** Request **
Pull out every line from the listing that has the word "الصحابة".

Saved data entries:
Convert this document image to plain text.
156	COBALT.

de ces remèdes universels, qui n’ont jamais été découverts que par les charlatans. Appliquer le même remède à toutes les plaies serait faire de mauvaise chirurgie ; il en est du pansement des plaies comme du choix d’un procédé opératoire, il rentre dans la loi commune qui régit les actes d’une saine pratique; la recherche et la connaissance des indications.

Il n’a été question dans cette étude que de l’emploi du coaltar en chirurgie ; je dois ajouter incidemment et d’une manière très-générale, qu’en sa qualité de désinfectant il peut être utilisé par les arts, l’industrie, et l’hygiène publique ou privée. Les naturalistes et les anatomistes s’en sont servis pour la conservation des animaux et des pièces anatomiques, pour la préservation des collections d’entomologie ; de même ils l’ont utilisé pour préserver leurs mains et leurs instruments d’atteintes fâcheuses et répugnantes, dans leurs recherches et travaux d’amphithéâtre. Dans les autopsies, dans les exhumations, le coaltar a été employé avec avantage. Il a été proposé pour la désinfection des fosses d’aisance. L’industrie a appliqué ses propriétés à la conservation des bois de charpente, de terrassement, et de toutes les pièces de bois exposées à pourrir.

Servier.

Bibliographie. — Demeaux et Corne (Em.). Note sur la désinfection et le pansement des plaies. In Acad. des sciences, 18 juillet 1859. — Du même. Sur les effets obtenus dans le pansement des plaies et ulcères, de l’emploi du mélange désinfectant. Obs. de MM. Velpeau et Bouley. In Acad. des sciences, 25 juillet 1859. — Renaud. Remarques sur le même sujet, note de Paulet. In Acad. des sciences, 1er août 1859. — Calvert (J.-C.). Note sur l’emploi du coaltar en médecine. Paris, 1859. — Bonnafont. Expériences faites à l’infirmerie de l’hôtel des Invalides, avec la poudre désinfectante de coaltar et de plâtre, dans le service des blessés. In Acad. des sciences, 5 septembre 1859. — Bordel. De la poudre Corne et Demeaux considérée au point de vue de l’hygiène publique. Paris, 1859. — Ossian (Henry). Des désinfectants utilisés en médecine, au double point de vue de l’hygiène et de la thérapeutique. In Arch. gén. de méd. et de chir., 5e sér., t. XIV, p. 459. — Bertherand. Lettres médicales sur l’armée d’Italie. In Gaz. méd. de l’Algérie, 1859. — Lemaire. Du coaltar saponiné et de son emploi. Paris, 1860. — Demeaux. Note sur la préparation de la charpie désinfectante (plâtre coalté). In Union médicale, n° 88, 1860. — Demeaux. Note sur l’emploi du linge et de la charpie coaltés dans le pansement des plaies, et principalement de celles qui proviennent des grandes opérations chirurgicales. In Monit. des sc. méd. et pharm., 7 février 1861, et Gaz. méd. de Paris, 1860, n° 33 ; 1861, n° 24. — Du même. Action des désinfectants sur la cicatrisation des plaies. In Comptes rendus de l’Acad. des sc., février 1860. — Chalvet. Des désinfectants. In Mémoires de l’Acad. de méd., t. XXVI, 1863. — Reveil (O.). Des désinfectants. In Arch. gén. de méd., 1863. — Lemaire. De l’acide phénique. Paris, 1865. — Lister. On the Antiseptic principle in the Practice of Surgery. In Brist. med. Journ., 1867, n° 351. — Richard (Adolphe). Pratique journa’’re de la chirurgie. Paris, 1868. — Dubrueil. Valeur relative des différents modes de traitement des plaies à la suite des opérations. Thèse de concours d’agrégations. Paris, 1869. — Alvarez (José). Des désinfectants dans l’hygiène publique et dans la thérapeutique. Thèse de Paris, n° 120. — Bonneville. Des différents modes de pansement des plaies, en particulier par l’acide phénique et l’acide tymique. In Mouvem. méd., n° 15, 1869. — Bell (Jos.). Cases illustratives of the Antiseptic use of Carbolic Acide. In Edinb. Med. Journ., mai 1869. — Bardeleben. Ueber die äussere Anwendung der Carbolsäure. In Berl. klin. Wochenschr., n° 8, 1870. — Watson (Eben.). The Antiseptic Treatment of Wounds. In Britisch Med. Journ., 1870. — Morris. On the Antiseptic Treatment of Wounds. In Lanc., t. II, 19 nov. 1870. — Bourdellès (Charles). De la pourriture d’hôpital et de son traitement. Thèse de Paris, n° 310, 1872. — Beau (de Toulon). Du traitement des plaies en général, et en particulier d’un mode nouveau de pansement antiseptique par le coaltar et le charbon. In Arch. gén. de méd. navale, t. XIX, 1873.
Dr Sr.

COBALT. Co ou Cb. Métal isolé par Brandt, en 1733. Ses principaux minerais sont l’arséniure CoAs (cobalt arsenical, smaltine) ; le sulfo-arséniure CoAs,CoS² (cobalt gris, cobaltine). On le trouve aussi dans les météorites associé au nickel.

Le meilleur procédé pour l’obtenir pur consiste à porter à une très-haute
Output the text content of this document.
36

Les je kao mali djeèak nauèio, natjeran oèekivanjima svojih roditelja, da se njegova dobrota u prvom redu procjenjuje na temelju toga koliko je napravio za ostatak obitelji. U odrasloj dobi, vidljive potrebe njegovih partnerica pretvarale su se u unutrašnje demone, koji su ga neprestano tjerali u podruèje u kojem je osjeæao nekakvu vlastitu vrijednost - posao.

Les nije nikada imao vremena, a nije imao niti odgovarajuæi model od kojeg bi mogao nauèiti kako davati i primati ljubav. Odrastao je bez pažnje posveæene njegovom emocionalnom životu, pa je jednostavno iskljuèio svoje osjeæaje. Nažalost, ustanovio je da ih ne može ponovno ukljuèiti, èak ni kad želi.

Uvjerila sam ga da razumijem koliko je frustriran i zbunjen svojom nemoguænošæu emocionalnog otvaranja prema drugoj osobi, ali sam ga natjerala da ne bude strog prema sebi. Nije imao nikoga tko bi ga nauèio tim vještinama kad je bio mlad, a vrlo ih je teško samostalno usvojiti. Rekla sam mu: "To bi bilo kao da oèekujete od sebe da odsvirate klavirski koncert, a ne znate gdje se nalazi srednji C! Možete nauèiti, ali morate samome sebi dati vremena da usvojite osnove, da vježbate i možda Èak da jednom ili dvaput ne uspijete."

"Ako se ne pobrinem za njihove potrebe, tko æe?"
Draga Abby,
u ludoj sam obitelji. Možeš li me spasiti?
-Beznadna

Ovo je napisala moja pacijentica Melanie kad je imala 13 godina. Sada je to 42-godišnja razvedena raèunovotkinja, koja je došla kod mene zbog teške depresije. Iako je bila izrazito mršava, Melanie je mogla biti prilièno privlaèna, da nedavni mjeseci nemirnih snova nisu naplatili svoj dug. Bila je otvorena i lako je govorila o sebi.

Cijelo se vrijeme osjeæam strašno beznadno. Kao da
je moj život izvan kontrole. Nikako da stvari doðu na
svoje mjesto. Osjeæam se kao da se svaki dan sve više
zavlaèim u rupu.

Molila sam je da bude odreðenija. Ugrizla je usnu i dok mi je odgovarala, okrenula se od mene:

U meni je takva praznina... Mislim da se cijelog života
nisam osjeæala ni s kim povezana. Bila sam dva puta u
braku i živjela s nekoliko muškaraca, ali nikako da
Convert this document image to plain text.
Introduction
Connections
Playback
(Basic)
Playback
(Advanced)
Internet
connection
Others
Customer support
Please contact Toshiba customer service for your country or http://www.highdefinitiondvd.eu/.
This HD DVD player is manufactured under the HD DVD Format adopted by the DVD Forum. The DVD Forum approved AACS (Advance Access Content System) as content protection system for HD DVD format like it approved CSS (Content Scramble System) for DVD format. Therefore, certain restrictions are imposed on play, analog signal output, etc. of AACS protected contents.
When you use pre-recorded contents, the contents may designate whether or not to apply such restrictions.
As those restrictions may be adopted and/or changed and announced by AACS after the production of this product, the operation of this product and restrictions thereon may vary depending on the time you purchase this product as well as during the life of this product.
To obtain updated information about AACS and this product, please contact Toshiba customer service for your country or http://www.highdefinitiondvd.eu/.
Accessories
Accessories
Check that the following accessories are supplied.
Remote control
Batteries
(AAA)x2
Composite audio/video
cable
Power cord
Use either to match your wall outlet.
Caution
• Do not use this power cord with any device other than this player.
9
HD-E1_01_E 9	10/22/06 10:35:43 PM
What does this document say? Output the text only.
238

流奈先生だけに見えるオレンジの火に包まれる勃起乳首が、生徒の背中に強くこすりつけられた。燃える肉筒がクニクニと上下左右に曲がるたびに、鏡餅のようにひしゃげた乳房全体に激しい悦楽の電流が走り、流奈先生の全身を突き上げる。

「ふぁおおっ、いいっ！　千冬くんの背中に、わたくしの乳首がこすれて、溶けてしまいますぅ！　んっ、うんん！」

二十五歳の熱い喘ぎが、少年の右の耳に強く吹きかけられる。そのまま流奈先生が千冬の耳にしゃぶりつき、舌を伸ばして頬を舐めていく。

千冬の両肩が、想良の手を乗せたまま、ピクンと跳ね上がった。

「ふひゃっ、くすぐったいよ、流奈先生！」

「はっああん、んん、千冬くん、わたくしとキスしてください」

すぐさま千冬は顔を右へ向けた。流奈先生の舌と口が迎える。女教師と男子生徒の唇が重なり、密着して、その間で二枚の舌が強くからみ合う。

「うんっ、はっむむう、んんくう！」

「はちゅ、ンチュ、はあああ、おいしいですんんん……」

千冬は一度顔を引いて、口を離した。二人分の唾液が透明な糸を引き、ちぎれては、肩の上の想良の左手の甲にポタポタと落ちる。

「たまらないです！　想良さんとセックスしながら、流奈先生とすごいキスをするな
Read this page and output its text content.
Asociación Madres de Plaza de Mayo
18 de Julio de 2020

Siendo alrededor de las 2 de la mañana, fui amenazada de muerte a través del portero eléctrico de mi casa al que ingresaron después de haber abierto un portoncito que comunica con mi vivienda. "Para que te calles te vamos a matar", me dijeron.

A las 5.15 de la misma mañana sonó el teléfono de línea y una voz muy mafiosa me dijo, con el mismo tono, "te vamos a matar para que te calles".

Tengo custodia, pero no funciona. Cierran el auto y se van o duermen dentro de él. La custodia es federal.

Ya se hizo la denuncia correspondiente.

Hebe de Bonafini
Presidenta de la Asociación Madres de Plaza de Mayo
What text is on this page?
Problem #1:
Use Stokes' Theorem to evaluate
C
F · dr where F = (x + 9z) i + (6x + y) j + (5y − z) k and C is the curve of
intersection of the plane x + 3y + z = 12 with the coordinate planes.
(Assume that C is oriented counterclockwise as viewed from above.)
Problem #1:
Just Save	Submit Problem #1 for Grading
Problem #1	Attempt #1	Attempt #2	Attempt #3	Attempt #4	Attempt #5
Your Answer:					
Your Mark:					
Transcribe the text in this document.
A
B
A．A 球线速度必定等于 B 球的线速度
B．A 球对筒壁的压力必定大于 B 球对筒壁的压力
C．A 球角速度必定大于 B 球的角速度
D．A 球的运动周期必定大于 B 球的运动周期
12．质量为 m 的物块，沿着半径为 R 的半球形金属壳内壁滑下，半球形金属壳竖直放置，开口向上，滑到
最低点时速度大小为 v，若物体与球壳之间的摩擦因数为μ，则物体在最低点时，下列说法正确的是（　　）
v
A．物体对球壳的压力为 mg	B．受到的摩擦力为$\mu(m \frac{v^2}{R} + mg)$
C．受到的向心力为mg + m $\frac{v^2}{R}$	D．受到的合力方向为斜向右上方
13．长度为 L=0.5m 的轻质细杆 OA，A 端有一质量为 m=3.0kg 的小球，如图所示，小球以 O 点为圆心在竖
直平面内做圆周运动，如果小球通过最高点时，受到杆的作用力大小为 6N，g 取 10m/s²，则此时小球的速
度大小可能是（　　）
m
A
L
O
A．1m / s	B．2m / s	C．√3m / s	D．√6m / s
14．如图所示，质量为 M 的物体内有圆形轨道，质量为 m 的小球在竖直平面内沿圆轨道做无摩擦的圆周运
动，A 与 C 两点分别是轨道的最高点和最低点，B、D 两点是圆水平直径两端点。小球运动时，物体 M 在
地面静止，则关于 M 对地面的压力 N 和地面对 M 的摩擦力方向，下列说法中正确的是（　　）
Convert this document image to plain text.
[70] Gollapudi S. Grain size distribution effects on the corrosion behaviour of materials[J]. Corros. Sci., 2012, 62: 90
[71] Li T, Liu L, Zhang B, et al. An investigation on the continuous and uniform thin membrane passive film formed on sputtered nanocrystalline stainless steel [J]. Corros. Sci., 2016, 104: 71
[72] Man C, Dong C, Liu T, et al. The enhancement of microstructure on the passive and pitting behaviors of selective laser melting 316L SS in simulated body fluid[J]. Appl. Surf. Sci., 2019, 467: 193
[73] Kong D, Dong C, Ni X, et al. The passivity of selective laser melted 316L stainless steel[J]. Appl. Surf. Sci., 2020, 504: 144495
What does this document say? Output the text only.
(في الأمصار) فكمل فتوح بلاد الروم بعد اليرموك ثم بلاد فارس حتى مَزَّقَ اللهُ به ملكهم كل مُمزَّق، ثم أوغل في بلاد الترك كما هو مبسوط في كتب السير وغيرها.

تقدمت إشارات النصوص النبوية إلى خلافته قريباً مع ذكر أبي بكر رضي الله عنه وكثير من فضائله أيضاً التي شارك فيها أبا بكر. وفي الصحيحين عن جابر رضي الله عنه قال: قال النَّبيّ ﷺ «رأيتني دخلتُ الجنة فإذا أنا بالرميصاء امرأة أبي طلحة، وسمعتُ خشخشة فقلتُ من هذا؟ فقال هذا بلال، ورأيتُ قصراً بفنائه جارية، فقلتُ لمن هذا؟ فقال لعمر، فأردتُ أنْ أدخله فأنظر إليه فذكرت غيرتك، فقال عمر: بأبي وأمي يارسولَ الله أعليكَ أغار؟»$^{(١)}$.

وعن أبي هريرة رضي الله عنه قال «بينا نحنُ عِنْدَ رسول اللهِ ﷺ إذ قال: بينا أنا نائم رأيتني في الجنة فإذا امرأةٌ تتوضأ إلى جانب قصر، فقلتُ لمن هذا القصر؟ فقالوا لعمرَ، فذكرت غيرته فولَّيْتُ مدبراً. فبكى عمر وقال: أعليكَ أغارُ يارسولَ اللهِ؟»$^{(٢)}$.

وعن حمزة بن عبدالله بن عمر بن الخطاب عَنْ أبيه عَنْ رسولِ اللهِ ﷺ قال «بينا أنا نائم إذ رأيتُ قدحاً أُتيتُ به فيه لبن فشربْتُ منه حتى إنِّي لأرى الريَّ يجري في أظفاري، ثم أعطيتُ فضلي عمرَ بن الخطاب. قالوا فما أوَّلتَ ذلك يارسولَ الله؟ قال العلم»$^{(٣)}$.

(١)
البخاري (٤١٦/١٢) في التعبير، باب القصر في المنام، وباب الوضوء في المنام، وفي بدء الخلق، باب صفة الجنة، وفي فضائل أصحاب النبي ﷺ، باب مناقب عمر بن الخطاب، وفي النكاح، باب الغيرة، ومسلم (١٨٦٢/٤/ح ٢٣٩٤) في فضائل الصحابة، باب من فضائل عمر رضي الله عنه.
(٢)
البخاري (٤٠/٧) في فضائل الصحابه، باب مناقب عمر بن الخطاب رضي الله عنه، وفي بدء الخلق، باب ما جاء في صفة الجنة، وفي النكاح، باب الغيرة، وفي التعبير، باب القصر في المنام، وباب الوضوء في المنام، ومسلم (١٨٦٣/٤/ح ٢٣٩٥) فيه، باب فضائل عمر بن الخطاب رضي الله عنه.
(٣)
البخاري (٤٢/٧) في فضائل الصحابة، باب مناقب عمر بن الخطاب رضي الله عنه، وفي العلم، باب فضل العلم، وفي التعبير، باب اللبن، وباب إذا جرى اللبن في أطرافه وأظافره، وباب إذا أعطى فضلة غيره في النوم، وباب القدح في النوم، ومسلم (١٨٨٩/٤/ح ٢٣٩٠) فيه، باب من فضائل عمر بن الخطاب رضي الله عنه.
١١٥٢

** Solution for this problem **
البخاري (٤١٦/١٢) في التعبير، باب القصر في المنام، وباب الوضوء في المنام، وفي بدء الخلق، باب صفة الجنة، وفي فضائل أصحاب النبي ﷺ، باب مناقب عمر بن الخطاب، وفي النكاح، باب الغيرة، ومسلم (١٨٦٢/٤/ح ٢٣٩٤) في فضائل الصحابة، باب من فضائل عمر رضي الله عنه.
البخاري (٤٢/٧) في فضائل الصحابة، باب مناقب عمر بن الخطاب رضي الله عنه، وفي العلم، باب فضل العلم، وفي التعبير، باب اللبن، وباب إذا جرى اللبن في أطرافه وأظافره، وباب إذا أعطى فضلة غيره في النوم، وباب القدح في النوم، ومسلم (١٨٨٩/٤/ح ٢٣٩٠) فيه، باب من فضائل عمر بن الخطاب رضي الله عنه.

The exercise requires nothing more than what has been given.